[Records excerpted from a collection]

- - - - -

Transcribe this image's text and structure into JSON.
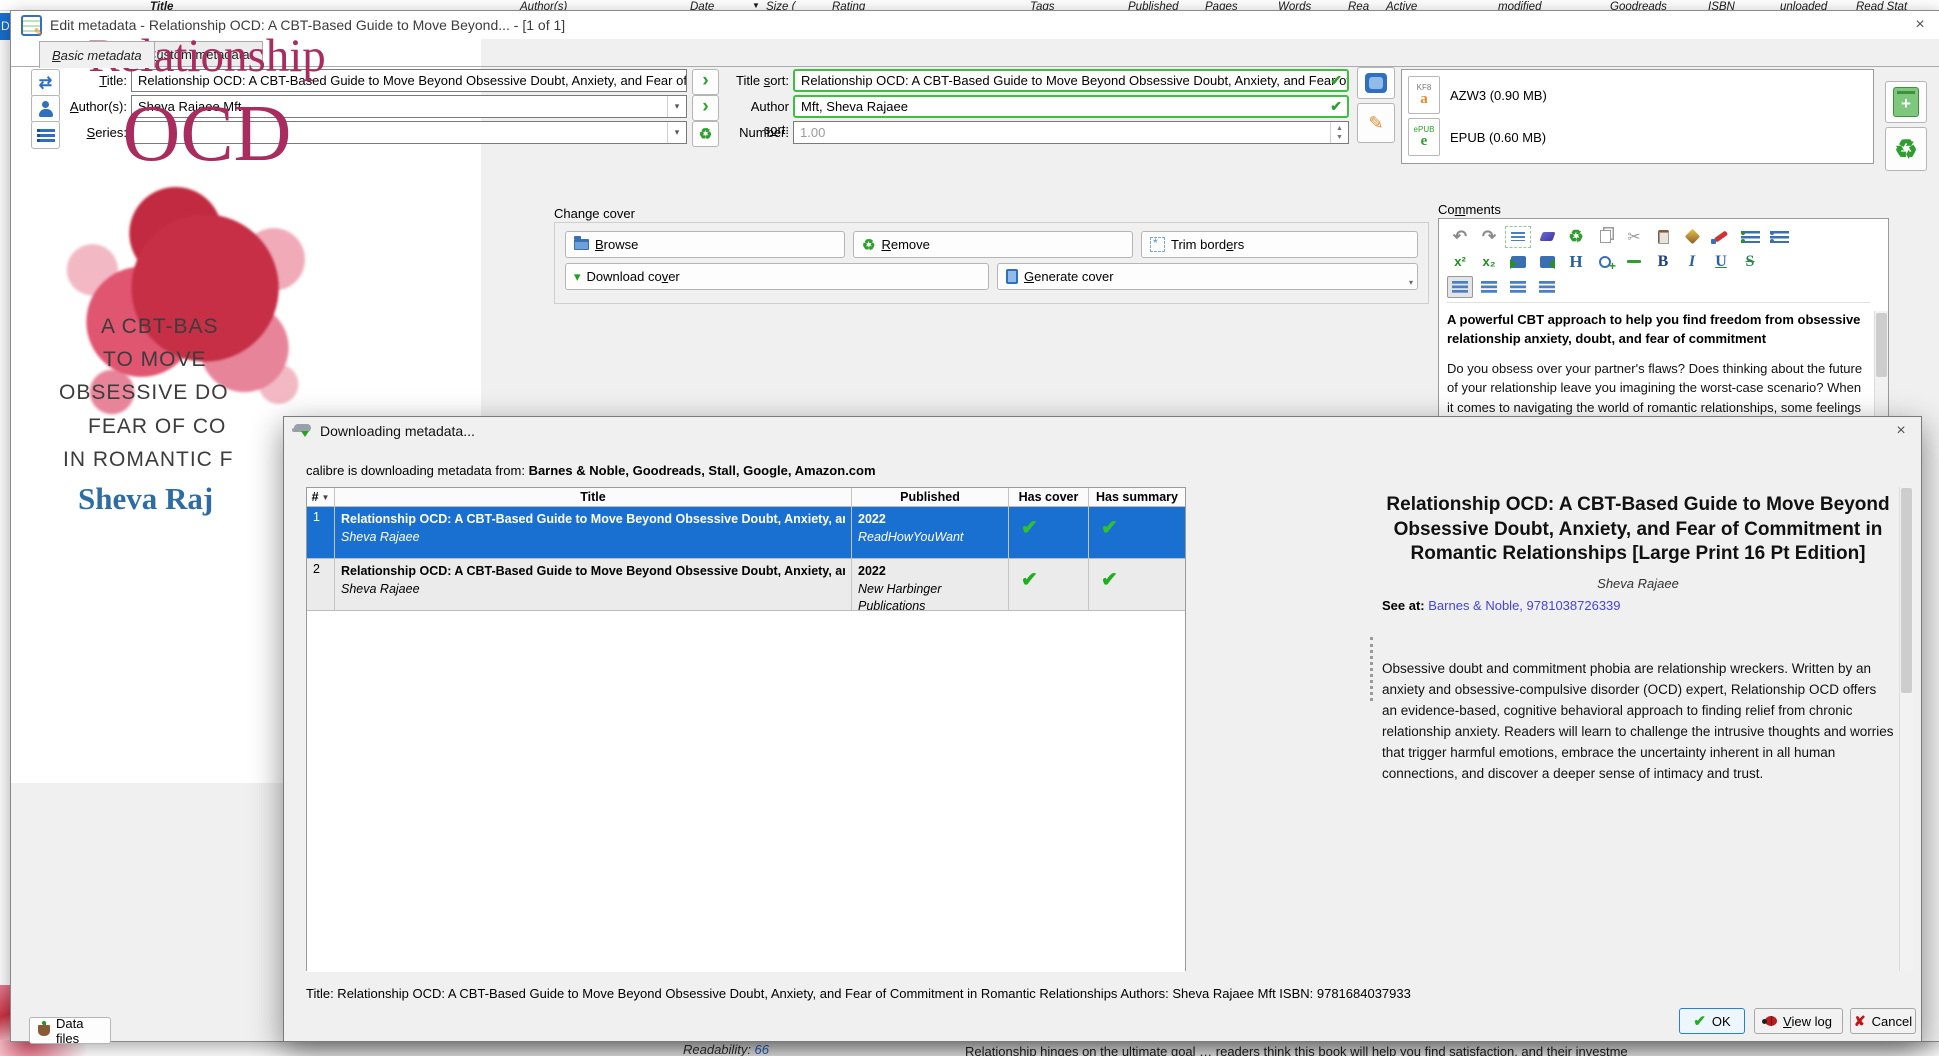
{
  "icons": {
    "check": "✔",
    "cross": "✘",
    "close": "×",
    "chevron": "›",
    "down_arrow": "▾",
    "sort_indicator": "▼",
    "recycle": "♻",
    "pencil": "✎",
    "comments_toolbar": [
      "undo",
      "redo",
      "select-all",
      "eraser",
      "clear-formatting",
      "copy",
      "cut",
      "paste",
      "fill-color",
      "brush-color",
      "ordered-list",
      "unordered-list",
      "superscript",
      "subscript",
      "indent",
      "outdent",
      "heading",
      "insert-link",
      "horizontal-rule",
      "bold",
      "italic",
      "underline",
      "strikethrough",
      "align-left",
      "align-center",
      "align-right",
      "align-justify"
    ]
  },
  "background": {
    "columns": [
      "Title",
      "Author(s)",
      "Date",
      "Size (",
      "Rating",
      "Tags",
      "Published",
      "Pages",
      "Words",
      "Rea",
      "Active",
      "modified",
      "Goodreads",
      "ISBN",
      "unloaded",
      "Read Stat"
    ],
    "selected_row_fragment": "D: A",
    "readability_label": "Readability: ",
    "readability_value": "66",
    "bottom_text": "Relationship hinges on the ultimate goal … readers think this book will help you find satisfaction, and their investme"
  },
  "edit_dialog": {
    "title": "Edit metadata - Relationship OCD: A CBT-Based Guide to Move Beyond... -  [1 of 1]",
    "tabs": {
      "basic_html": "<u>B</u>asic metadata",
      "custom_html": "<u>C</u>ustom metadata"
    },
    "form": {
      "title_label_html": "<u>T</u>itle:",
      "title_value": "Relationship OCD: A CBT-Based Guide to Move Beyond Obsessive Doubt, Anxiety, and Fear of Commitme",
      "title_sort_label_html": "Title <u>s</u>ort:",
      "title_sort_value": "Relationship OCD: A CBT-Based Guide to Move Beyond Obsessive Doubt, Anxiety, and Fear of Comr",
      "authors_label_html": "<u>A</u>uthor(s):",
      "authors_value": "Sheva Rajaee Mft",
      "author_sort_label_html": "Author s<u>o</u>rt:",
      "author_sort_value": "Mft, Sheva Rajaee",
      "series_label_html": "<u>S</u>eries:",
      "series_value": "",
      "number_label": "Number:",
      "number_value": "1.00"
    },
    "formats": {
      "azw3_badge": "KF8",
      "azw3_glyph": "a",
      "azw3_label": "AZW3 (0.90 MB)",
      "epub_badge": "ePUB",
      "epub_glyph": "e",
      "epub_label": "EPUB (0.60 MB)"
    },
    "change_cover": {
      "label": "Change cover",
      "browse_html": "<u>B</u>rowse",
      "remove_html": "<u>R</u>emove",
      "trim_html": "Trim bord<u>e</u>rs",
      "download_html": "Download co<u>v</u>er",
      "generate_html": "<u>G</u>enerate cover"
    },
    "comments": {
      "label_html": "Co<u>m</u>ments",
      "heading": "A powerful CBT approach to help you find freedom from obsessive relationship anxiety, doubt, and fear of commitment",
      "body": "Do you obsess over your partner's flaws? Does thinking about the future of your relationship leave you imagining the worst-case scenario? When it comes to navigating the world of romantic relationships, some feelings of"
    },
    "cover": {
      "title_line1": "Relationship",
      "title_line2": "OCD",
      "line1": "A CBT-BAS",
      "line2": "TO MOVE",
      "line3": "OBSESSIVE DO",
      "line4": "FEAR OF CO",
      "line5": "IN ROMANTIC F",
      "author": "Sheva Raj"
    },
    "data_files_label": "Data files"
  },
  "download_dialog": {
    "title": "Downloading metadata...",
    "source_prefix": "calibre is downloading metadata from: ",
    "sources": "Barnes & Noble, Goodreads, Stall, Google, Amazon.com",
    "table": {
      "col_num": "#",
      "col_title": "Title",
      "col_published": "Published",
      "col_has_cover": "Has cover",
      "col_has_summary": "Has summary",
      "rows": [
        {
          "num": "1",
          "title": "Relationship OCD: A CBT-Based Guide to Move Beyond Obsessive Doubt, Anxiety, and Fear",
          "author": "Sheva Rajaee",
          "year": "2022",
          "publisher": "ReadHowYouWant"
        },
        {
          "num": "2",
          "title": "Relationship OCD: A CBT-Based Guide to Move Beyond Obsessive Doubt, Anxiety, and Fear",
          "author": "Sheva Rajaee",
          "year": "2022",
          "publisher": "New Harbinger Publications"
        }
      ]
    },
    "detail": {
      "title": "Relationship OCD: A CBT-Based Guide to Move Beyond Obsessive Doubt, Anxiety, and Fear of Commitment in Romantic Relationships [Large Print 16 Pt Edition]",
      "author": "Sheva Rajaee",
      "see_at_label": "See at: ",
      "see_at_links": "Barnes & Noble, 9781038726339",
      "description": "Obsessive doubt and commitment phobia are relationship wreckers. Written by an anxiety and obsessive-compulsive disorder (OCD) expert, Relationship OCD offers an evidence-based, cognitive behavioral approach to finding relief from chronic relationship anxiety. Readers will learn to challenge the intrusive thoughts and worries that trigger harmful emotions, embrace the uncertainty inherent in all human connections, and discover a deeper sense of intimacy and trust."
    },
    "status_text": "Title: Relationship OCD: A CBT-Based Guide to Move Beyond Obsessive Doubt, Anxiety, and Fear of Commitment in Romantic Relationships Authors: Sheva Rajaee Mft ISBN: 9781684037933",
    "ok_label": "OK",
    "view_log_label_html": "<u>V</u>iew log",
    "cancel_label": "Cancel"
  },
  "colors": {
    "selection_blue": "#1a70d0",
    "valid_green": "#3fbf3f",
    "link_blue": "#4444dd",
    "cover_magenta": "#a82c5e",
    "cover_author_blue": "#2e6da4"
  }
}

- - - - -

**Goal**
Write out every line from the entries where "Rajaee" appears.

**Reply to the exercise**
      "authors_value": "Sheva Rajaee Mft",
      "author_sort_value": "Mft, Sheva Rajaee",
          "author": "Sheva Rajaee",
          "author": "Sheva Rajaee",
      "author": "Sheva Rajaee",
    "status_text": "Title: Relationship OCD: A CBT-Based Guide to Move Beyond Obsessive Doubt, Anxiety, and Fear of Commitment in Romantic Relationships Authors: Sheva Rajaee Mft ISBN: 9781684037933",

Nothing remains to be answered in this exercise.